Collection entries -

###

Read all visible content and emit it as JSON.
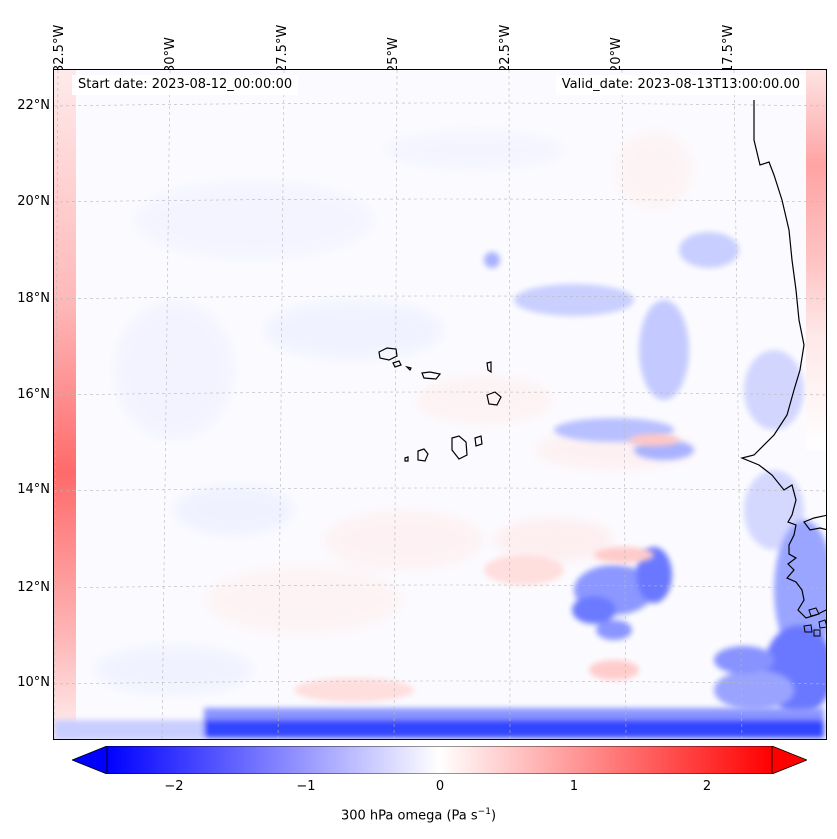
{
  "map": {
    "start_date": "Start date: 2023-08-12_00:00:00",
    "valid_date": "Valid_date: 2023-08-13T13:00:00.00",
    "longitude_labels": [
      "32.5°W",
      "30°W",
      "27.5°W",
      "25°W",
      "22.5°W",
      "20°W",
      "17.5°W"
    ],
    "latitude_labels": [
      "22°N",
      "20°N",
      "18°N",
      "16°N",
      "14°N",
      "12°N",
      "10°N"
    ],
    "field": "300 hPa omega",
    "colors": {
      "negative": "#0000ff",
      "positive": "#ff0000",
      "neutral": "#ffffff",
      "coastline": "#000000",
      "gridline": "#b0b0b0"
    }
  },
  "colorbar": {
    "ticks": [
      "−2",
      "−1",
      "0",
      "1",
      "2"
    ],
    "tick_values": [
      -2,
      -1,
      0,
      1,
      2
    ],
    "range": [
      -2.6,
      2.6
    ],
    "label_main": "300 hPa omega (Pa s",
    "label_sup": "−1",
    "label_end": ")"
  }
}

###

AIM OF THE TASK -
Quote each line of the listing exactly, but leave the pictures out.

IN RESPONSE -
Read all visible content and emit it as JSON.
{
  "map": {
    "start_date": "Start date: 2023-08-12_00:00:00",
    "valid_date": "Valid_date: 2023-08-13T13:00:00.00",
    "longitude_labels": [
      "32.5°W",
      "30°W",
      "27.5°W",
      "25°W",
      "22.5°W",
      "20°W",
      "17.5°W"
    ],
    "latitude_labels": [
      "22°N",
      "20°N",
      "18°N",
      "16°N",
      "14°N",
      "12°N",
      "10°N"
    ],
    "field": "300 hPa omega",
    "colors": {
      "negative": "#0000ff",
      "positive": "#ff0000",
      "neutral": "#ffffff",
      "coastline": "#000000",
      "gridline": "#b0b0b0"
    }
  },
  "colorbar": {
    "ticks": [
      "−2",
      "−1",
      "0",
      "1",
      "2"
    ],
    "tick_values": [
      -2,
      -1,
      0,
      1,
      2
    ],
    "range": [
      -2.6,
      2.6
    ],
    "label_main": "300 hPa omega (Pa s",
    "label_sup": "−1",
    "label_end": ")"
  }
}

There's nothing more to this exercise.